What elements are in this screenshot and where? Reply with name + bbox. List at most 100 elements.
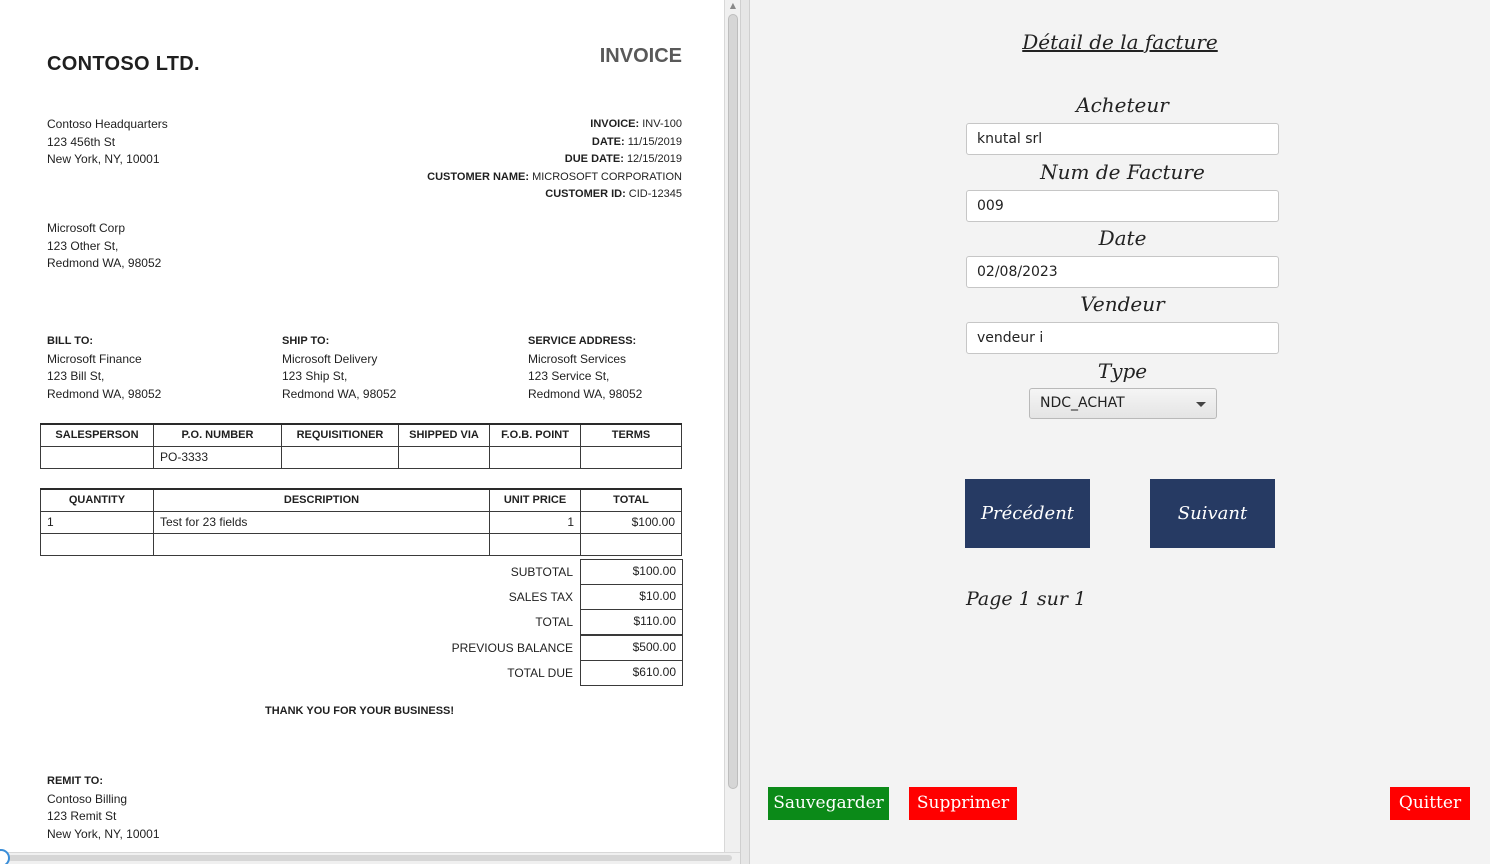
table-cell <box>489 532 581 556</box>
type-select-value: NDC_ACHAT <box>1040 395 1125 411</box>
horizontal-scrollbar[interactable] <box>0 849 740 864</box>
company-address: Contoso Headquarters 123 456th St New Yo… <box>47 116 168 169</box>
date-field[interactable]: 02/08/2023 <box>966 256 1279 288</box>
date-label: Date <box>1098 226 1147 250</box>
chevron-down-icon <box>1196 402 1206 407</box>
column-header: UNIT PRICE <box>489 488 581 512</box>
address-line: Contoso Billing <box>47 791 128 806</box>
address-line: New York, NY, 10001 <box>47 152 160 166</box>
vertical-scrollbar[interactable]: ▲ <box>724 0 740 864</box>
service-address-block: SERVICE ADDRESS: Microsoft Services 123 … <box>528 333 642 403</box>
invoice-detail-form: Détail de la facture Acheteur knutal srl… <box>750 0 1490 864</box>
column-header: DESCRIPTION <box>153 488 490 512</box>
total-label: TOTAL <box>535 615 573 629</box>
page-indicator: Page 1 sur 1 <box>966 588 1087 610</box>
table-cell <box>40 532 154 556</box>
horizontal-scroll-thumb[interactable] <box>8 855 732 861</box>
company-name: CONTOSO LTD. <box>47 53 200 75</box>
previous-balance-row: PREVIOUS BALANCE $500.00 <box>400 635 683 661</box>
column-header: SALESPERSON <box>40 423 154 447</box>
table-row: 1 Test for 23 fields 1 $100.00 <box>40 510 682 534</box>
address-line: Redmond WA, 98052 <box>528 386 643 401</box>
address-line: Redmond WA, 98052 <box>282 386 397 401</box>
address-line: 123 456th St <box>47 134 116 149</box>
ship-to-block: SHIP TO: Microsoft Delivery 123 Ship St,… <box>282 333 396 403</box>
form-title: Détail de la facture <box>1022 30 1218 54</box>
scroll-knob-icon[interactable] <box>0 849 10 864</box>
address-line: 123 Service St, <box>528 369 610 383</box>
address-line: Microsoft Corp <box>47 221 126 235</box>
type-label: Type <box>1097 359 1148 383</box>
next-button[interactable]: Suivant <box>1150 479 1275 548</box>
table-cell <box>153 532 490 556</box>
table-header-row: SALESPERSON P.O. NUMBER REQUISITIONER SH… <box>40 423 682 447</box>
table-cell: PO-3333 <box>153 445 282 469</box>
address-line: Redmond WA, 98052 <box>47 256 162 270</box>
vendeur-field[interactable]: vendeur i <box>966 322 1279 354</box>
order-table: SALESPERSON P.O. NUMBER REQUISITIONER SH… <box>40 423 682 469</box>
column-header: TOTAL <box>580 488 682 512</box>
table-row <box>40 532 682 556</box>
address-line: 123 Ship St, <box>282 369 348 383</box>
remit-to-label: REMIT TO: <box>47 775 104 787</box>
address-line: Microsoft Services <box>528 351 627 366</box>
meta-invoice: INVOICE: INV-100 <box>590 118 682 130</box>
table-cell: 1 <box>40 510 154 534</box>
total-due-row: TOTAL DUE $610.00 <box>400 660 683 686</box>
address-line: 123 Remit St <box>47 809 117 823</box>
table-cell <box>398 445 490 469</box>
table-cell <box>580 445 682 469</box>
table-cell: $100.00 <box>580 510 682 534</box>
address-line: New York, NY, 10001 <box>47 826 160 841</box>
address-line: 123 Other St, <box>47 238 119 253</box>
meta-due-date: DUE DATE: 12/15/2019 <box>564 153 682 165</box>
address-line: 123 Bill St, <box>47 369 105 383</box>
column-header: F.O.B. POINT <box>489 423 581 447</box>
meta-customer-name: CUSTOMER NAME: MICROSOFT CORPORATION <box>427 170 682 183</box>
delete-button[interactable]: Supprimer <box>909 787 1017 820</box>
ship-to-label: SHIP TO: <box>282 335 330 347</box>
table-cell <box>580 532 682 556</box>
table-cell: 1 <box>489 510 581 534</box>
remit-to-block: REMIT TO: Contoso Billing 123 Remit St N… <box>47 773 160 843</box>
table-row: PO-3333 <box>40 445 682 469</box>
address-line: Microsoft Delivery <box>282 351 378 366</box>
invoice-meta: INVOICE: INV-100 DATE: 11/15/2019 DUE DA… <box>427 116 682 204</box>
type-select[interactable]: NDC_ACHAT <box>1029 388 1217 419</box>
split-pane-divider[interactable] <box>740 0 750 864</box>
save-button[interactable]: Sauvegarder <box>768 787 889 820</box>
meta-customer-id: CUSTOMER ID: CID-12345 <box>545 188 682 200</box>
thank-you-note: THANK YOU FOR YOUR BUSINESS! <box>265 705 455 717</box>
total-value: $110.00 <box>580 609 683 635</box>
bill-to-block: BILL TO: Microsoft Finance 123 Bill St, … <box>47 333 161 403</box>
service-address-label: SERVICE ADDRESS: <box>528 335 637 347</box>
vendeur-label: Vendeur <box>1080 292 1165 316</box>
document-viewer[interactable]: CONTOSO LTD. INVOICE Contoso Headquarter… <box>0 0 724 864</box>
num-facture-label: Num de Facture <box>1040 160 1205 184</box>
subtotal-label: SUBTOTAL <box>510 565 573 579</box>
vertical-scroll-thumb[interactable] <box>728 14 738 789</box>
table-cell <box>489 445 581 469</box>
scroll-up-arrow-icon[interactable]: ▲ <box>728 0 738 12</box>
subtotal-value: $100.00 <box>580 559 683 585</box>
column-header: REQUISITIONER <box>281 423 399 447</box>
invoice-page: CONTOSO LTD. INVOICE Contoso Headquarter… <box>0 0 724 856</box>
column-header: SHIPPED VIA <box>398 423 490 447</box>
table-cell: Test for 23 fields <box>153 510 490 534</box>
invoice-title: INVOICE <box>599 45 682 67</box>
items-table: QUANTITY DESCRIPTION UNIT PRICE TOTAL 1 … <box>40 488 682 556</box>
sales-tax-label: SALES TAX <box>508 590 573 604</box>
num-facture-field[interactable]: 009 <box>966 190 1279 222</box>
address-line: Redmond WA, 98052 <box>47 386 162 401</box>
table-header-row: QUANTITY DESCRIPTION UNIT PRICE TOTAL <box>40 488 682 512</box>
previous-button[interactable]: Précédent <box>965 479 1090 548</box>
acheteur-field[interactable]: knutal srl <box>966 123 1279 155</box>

━━━━━━━━━━━━━━━━

**Exercise task:** How many lines of the material above contain the string "SALESPERSON"? Case counts. Reply with the number only.

**Right answer:** 3